- Stated goal -
Locate the string "Magnetic" in the listing below. Copy every line where it is found.

Rows from a figure dataset
Begin

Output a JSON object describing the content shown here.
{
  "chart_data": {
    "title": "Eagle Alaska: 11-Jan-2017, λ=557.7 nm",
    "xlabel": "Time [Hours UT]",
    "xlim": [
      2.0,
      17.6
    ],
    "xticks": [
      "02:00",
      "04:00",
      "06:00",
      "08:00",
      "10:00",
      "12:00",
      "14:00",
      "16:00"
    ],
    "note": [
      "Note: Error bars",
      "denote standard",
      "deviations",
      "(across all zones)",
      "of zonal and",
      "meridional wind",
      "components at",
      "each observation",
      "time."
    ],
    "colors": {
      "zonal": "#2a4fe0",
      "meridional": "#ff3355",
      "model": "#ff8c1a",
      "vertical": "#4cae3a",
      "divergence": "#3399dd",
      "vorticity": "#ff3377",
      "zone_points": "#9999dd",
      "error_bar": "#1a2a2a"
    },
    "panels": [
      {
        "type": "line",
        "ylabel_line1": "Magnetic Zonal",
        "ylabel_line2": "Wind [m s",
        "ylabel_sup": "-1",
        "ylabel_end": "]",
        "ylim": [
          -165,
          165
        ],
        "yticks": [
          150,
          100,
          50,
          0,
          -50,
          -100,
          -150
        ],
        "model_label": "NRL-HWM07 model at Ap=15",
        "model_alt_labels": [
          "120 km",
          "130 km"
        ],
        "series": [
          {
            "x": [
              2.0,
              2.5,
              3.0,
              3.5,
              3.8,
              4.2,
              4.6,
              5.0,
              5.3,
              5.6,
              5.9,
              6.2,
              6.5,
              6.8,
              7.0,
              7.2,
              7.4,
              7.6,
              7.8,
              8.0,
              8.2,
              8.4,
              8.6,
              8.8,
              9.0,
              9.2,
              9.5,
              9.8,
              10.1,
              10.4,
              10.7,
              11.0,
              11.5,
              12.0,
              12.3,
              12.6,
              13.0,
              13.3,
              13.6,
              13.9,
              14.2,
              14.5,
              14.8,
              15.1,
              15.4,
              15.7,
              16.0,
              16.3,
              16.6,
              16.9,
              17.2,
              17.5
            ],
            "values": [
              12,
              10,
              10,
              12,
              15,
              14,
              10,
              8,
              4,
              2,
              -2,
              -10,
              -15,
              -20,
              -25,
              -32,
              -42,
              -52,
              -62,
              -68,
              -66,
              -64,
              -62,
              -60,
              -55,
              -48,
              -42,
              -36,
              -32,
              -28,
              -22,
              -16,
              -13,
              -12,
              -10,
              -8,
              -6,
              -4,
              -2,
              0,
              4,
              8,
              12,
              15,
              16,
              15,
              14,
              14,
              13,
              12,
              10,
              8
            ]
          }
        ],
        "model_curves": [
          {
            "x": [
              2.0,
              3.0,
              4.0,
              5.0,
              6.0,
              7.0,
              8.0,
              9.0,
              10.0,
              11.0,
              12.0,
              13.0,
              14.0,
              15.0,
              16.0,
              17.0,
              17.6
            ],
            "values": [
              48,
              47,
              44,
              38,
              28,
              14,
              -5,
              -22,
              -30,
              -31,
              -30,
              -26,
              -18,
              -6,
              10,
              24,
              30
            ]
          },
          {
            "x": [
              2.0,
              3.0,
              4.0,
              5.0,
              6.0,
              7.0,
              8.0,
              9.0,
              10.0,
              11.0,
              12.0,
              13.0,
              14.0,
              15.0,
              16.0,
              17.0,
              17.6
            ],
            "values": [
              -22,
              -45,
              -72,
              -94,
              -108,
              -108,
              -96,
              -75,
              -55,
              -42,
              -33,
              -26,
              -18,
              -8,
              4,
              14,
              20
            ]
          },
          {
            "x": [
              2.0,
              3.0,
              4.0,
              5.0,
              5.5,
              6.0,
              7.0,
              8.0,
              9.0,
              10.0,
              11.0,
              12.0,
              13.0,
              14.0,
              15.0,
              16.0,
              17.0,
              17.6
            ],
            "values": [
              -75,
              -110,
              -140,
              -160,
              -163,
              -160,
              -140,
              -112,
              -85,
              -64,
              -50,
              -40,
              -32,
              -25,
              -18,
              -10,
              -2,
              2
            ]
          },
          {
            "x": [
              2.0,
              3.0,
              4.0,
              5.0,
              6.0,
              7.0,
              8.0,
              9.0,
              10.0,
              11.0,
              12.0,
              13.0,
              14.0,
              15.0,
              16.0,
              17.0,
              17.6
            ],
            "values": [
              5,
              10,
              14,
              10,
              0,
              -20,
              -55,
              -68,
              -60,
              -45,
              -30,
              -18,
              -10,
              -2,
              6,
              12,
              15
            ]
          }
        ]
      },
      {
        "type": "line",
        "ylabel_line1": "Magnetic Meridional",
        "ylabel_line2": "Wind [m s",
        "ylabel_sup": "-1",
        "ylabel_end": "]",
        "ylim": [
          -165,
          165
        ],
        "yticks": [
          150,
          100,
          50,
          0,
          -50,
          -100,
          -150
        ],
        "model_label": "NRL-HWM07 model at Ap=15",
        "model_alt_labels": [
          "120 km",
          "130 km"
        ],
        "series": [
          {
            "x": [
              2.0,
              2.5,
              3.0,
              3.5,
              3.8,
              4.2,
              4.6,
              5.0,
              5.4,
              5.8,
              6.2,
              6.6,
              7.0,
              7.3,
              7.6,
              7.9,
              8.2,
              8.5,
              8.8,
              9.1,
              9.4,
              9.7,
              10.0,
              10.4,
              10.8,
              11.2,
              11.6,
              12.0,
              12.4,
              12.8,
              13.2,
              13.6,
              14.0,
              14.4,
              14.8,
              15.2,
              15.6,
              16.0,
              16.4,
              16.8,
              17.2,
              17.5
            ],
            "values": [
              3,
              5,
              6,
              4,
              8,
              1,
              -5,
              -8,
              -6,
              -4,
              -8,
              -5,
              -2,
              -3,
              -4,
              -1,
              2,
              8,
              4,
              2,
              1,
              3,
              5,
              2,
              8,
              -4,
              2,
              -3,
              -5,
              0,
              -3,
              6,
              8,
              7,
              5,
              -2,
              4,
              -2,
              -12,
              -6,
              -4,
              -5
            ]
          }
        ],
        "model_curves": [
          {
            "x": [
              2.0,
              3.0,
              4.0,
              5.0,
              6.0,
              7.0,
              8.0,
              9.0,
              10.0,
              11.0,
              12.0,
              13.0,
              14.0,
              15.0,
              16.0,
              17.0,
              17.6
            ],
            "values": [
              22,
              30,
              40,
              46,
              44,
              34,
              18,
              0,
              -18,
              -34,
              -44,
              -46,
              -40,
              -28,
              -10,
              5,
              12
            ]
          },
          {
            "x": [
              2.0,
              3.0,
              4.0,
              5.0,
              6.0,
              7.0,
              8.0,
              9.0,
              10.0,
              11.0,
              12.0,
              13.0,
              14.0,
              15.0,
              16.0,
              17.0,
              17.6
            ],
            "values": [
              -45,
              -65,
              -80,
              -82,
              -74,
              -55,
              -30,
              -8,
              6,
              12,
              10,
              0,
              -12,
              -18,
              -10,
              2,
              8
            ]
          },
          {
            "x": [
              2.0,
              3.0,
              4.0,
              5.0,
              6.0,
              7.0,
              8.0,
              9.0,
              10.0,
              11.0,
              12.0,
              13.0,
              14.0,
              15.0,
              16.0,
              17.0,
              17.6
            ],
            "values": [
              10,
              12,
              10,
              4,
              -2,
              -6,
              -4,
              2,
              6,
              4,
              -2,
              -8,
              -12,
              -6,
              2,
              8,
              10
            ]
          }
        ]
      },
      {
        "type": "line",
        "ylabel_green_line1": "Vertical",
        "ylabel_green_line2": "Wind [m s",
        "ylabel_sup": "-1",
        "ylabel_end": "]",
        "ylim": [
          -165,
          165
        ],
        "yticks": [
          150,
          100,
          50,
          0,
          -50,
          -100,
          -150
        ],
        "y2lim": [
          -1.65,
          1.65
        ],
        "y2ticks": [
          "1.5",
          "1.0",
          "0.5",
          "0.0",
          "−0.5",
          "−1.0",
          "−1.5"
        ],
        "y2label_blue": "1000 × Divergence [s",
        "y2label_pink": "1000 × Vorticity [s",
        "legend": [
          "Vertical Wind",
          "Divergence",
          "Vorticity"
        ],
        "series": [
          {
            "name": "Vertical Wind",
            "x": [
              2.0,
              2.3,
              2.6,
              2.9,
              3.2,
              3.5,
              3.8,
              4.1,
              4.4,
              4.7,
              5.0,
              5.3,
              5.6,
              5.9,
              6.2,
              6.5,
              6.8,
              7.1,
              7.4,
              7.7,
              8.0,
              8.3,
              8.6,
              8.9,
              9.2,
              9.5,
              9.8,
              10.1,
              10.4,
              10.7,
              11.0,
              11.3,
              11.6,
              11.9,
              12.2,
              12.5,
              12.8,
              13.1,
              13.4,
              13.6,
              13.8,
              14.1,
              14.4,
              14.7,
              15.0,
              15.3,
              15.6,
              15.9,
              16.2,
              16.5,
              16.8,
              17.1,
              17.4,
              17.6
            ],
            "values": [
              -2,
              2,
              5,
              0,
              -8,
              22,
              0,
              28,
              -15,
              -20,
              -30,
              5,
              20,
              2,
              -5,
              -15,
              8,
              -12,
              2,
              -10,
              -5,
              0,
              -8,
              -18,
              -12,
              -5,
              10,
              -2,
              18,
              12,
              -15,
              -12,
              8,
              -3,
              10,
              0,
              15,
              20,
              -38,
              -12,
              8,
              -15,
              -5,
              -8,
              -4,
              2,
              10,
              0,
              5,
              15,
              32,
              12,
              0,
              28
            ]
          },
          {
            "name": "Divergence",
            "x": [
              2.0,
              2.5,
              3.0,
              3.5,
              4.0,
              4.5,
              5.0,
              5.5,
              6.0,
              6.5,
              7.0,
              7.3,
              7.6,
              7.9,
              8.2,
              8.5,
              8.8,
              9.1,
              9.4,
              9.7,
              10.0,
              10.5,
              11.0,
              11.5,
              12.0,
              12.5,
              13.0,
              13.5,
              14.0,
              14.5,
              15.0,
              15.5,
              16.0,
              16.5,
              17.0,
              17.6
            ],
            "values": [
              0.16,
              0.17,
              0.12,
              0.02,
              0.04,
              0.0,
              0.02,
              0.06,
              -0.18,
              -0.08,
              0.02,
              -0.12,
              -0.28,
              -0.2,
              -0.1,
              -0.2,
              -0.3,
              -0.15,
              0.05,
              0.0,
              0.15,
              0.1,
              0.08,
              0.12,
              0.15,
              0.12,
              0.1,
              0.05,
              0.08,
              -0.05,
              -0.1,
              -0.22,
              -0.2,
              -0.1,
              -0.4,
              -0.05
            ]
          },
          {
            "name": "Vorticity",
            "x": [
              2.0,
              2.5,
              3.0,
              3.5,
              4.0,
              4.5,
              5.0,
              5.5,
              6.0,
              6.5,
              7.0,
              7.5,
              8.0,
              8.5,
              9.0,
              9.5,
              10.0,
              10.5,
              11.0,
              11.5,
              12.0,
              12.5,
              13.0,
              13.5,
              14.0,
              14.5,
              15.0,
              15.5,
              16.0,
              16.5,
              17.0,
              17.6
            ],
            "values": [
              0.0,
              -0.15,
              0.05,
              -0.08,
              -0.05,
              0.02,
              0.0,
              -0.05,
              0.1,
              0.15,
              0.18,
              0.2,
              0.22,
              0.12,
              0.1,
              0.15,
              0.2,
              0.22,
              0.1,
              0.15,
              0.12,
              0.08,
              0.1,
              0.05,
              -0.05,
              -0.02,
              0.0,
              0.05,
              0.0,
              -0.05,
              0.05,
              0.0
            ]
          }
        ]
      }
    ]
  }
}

End

- Final result -
        "ylabel_line1": "Magnetic Zonal",
        "ylabel_line1": "Magnetic Meridional",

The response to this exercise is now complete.